== EXTRACTED RECORDS

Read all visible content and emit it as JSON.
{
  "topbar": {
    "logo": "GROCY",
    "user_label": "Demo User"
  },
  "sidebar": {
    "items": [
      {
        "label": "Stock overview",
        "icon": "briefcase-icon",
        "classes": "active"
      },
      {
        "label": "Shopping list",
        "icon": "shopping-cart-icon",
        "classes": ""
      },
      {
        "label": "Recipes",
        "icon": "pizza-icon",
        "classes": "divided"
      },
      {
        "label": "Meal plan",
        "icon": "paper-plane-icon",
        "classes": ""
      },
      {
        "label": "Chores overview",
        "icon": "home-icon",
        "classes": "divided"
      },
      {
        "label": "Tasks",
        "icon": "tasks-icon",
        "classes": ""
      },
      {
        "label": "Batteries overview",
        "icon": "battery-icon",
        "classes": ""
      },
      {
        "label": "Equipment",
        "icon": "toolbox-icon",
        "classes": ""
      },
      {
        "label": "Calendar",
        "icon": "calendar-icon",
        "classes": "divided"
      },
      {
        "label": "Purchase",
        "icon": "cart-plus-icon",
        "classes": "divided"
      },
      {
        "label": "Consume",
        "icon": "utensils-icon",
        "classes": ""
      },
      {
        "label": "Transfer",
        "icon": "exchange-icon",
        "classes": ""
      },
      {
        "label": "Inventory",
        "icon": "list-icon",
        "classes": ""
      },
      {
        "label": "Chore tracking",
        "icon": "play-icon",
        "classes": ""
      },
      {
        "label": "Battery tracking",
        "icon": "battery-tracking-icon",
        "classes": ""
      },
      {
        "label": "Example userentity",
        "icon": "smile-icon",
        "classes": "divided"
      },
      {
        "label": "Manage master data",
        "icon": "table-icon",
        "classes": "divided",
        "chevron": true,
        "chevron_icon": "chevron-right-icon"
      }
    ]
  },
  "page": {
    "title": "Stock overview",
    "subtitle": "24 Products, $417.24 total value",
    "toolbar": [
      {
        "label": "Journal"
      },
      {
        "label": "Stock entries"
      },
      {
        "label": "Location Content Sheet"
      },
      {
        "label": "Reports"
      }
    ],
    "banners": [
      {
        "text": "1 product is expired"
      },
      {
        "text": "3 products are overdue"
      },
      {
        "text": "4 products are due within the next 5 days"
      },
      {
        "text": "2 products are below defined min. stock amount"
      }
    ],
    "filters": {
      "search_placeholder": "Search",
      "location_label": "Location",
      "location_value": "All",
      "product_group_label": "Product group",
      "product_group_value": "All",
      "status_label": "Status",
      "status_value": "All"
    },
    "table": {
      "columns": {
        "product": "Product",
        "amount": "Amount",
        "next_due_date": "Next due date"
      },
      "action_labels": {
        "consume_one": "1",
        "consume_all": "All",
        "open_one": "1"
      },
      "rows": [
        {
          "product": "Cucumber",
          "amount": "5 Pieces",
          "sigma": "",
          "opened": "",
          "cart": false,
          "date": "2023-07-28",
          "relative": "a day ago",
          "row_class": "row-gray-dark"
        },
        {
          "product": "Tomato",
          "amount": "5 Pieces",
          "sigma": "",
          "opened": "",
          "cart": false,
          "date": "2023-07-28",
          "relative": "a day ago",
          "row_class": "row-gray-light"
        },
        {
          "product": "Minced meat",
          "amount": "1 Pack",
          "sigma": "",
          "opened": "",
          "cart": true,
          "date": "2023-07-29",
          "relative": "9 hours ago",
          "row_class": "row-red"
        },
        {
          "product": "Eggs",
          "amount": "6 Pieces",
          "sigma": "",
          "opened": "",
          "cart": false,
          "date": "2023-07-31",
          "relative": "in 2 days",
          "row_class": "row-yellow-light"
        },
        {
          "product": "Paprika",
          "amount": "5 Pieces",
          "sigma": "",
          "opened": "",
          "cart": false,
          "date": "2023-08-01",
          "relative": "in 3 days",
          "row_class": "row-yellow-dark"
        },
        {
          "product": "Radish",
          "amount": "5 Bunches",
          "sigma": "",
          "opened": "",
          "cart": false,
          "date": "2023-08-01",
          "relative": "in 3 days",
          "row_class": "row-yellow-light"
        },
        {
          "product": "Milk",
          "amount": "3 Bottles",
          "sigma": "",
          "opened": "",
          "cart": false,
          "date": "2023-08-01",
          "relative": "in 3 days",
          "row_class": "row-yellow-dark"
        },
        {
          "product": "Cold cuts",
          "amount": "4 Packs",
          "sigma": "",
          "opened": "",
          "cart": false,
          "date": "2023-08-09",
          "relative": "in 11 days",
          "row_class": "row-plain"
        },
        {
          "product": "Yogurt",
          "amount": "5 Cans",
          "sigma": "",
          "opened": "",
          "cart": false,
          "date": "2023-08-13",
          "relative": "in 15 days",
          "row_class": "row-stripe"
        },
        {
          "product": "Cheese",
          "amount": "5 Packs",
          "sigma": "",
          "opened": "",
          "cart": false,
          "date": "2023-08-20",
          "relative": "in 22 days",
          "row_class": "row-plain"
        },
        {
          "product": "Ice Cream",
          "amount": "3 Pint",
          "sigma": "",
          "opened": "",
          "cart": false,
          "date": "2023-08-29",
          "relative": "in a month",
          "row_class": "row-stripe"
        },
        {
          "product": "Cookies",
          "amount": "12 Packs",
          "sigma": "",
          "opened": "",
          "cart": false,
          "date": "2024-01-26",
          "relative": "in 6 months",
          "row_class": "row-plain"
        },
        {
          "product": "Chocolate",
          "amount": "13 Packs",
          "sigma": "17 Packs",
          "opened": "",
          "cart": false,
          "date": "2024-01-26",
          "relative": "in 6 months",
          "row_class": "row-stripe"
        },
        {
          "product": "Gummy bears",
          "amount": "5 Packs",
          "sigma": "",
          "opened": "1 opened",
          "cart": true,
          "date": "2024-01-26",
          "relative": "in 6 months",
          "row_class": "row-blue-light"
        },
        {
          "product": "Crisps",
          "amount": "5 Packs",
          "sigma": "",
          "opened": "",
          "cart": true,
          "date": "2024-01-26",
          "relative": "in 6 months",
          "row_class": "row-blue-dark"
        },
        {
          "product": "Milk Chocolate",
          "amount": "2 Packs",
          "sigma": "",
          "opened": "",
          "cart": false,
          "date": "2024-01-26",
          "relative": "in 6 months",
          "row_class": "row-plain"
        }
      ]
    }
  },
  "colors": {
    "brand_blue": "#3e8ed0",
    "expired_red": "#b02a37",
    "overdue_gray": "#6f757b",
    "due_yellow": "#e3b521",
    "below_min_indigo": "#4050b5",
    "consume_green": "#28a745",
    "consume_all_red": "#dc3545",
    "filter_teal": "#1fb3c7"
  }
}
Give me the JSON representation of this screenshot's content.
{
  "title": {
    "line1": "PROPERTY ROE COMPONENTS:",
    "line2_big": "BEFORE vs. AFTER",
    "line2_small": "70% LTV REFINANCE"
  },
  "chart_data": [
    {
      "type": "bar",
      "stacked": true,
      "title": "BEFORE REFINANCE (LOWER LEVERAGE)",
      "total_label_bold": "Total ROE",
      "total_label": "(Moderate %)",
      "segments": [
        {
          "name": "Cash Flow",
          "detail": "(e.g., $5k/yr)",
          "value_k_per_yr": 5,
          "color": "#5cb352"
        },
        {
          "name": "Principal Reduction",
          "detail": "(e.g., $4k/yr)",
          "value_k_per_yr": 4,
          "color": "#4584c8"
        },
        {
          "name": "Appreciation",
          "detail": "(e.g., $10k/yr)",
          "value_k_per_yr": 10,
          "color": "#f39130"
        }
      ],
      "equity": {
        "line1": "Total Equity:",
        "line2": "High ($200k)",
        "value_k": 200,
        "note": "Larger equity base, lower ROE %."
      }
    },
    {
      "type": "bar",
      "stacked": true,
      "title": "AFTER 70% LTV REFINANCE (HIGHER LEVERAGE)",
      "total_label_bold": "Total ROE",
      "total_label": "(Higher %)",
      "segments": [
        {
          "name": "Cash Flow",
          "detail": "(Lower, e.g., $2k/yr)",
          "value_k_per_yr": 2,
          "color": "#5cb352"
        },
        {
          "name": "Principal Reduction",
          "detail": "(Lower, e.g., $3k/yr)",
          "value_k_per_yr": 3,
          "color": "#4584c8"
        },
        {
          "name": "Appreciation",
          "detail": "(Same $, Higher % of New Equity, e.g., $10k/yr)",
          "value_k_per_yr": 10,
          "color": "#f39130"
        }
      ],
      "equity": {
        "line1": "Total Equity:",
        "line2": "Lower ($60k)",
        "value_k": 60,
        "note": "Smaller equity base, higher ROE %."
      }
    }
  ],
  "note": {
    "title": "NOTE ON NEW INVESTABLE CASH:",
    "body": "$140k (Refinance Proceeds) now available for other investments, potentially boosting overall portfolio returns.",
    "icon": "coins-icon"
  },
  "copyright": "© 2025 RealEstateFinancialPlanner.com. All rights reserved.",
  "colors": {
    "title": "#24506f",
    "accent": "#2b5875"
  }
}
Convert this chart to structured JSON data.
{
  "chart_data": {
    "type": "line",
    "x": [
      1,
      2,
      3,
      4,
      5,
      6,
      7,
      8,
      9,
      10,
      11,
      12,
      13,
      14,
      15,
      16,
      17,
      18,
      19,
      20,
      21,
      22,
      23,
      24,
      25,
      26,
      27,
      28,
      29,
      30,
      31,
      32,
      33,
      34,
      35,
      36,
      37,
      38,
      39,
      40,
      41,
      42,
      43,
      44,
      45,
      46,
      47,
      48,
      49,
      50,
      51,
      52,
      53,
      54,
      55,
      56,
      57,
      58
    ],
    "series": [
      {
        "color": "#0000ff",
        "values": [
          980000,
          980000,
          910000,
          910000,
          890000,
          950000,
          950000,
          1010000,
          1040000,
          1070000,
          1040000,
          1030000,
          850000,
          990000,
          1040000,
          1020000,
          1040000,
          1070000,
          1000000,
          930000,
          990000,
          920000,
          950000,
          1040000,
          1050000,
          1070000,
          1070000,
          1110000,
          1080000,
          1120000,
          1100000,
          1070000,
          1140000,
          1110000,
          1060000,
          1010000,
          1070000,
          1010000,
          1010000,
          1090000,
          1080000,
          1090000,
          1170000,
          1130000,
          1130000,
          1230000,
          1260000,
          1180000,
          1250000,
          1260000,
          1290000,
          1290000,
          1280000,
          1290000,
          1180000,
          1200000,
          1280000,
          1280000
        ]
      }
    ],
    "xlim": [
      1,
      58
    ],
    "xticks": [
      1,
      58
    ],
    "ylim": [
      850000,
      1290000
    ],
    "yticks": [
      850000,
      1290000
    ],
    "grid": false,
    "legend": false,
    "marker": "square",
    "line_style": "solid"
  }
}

====

From the data above, copy each line that holds "chevron".

        "chevron": true,
        "chevron_icon": "chevron-right-icon"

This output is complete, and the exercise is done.